Data items
- - -
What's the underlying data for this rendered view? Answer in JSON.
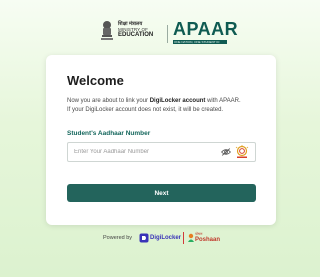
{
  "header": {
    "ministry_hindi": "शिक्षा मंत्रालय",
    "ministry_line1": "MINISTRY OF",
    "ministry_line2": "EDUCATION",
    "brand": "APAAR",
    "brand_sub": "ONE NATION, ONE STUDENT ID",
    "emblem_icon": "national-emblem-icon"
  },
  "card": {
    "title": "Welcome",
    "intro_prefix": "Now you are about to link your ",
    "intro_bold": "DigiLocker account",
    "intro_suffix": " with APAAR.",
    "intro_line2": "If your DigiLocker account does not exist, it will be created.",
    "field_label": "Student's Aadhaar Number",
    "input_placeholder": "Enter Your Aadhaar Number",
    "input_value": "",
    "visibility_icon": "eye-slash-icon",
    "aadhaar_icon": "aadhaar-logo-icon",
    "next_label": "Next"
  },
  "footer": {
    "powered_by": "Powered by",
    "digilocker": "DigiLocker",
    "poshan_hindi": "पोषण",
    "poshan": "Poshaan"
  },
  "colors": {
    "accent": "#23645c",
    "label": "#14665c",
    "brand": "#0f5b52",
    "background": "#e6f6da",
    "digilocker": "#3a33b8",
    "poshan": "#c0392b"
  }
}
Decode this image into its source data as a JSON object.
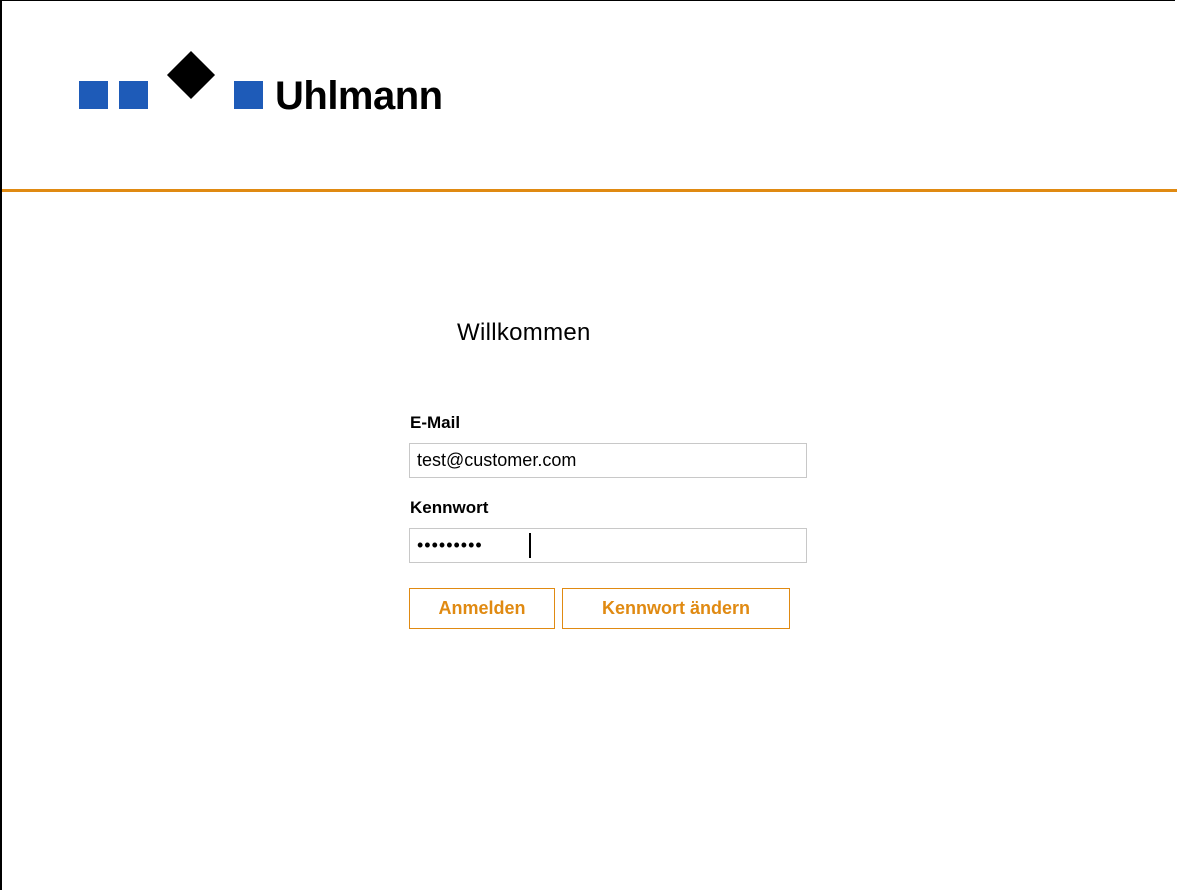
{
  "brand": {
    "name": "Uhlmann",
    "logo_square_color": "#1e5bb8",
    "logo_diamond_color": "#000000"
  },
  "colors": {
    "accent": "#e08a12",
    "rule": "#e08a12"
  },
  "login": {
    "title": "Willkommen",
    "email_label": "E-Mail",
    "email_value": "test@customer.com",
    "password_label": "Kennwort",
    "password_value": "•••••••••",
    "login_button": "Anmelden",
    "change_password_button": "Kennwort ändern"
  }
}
- - -
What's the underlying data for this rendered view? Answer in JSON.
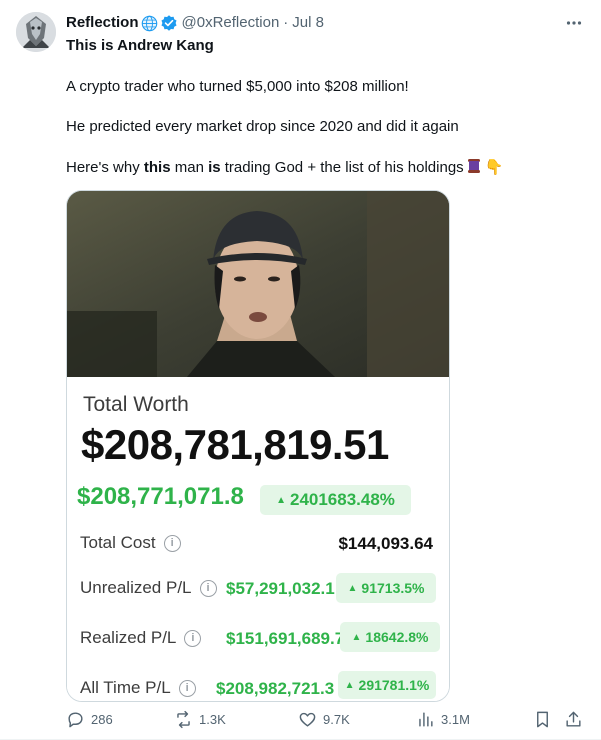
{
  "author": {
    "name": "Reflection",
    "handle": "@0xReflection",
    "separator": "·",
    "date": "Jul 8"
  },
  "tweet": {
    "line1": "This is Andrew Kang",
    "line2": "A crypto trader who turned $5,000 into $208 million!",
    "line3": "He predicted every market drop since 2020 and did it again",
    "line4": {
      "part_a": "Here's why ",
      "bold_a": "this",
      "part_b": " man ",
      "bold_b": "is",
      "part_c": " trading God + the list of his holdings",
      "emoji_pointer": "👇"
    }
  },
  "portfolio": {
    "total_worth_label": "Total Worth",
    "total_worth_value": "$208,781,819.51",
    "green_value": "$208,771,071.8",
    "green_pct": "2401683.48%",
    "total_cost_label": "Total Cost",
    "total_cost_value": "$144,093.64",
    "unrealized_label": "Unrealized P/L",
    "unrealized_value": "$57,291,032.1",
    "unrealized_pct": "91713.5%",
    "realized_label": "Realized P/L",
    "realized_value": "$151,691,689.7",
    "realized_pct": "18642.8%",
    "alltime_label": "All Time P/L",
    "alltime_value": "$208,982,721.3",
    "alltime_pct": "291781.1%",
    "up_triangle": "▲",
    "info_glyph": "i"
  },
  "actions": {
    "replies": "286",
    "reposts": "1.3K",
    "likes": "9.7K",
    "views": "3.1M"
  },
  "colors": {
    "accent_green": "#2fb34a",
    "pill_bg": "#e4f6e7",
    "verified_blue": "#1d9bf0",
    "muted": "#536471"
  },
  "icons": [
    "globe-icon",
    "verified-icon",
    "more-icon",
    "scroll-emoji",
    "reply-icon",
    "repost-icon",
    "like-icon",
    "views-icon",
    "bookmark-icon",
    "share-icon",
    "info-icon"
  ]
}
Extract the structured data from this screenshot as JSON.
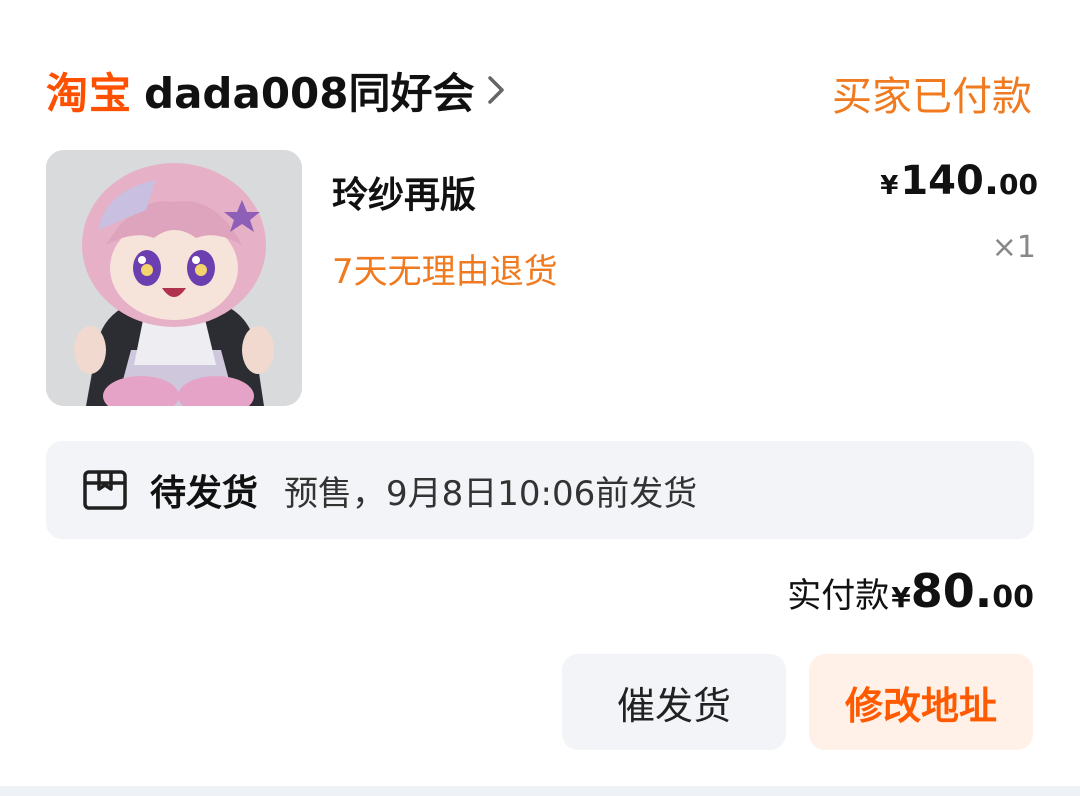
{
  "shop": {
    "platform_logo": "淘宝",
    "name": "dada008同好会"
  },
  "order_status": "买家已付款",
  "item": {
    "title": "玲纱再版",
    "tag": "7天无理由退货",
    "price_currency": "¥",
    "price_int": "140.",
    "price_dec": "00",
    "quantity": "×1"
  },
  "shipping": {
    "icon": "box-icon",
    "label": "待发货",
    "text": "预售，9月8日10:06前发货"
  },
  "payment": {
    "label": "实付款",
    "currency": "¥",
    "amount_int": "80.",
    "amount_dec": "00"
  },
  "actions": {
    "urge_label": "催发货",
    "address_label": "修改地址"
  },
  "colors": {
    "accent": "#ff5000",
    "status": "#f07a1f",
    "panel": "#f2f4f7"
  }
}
- - -
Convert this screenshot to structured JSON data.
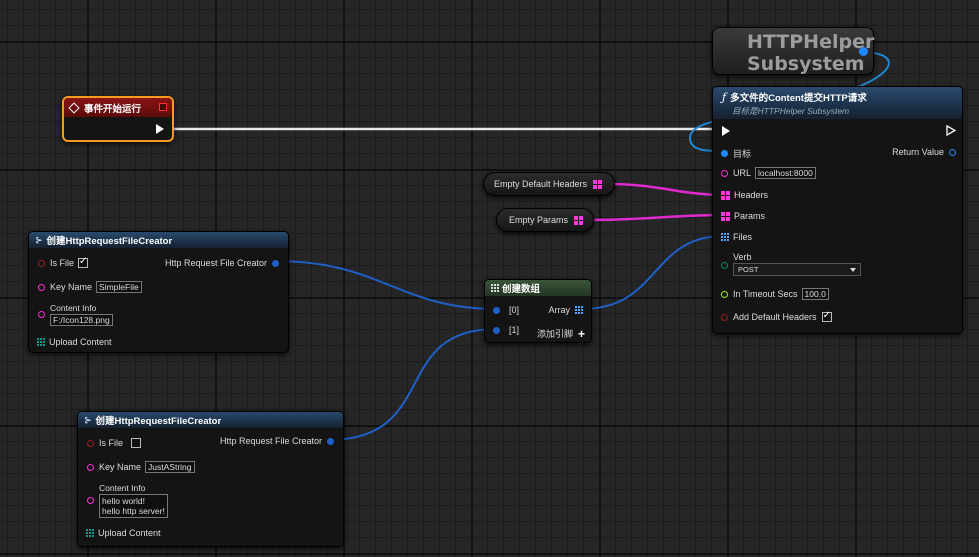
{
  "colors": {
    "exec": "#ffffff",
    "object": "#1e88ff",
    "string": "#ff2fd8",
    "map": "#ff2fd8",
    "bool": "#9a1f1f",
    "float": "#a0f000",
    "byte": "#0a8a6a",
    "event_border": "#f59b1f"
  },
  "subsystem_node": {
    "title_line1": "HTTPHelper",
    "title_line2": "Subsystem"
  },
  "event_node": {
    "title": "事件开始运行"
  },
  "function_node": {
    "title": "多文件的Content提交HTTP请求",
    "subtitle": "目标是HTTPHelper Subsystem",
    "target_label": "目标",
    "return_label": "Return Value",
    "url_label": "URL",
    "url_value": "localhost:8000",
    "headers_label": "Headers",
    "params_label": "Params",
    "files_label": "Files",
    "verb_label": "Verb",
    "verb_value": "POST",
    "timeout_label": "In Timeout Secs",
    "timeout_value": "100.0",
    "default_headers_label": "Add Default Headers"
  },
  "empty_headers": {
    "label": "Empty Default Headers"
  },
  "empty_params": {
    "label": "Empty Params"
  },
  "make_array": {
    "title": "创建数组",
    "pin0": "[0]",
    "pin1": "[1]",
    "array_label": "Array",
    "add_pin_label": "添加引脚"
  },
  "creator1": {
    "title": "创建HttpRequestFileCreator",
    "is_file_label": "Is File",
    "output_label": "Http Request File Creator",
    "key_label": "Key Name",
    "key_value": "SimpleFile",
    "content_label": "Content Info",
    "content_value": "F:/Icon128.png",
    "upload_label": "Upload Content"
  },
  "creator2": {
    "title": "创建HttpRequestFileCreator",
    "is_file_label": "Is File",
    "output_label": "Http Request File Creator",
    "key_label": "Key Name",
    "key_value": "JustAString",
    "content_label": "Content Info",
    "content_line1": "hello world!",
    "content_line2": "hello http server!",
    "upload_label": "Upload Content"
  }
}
- - -
**Set problem**
Lines holding the word "into" in the entries above are the ones to pull out. Copy them all.

**Output for this task**
Decode this image into its source data as a JSON object.
    "line2": "A crypto trader who turned $5,000 into $208 million!",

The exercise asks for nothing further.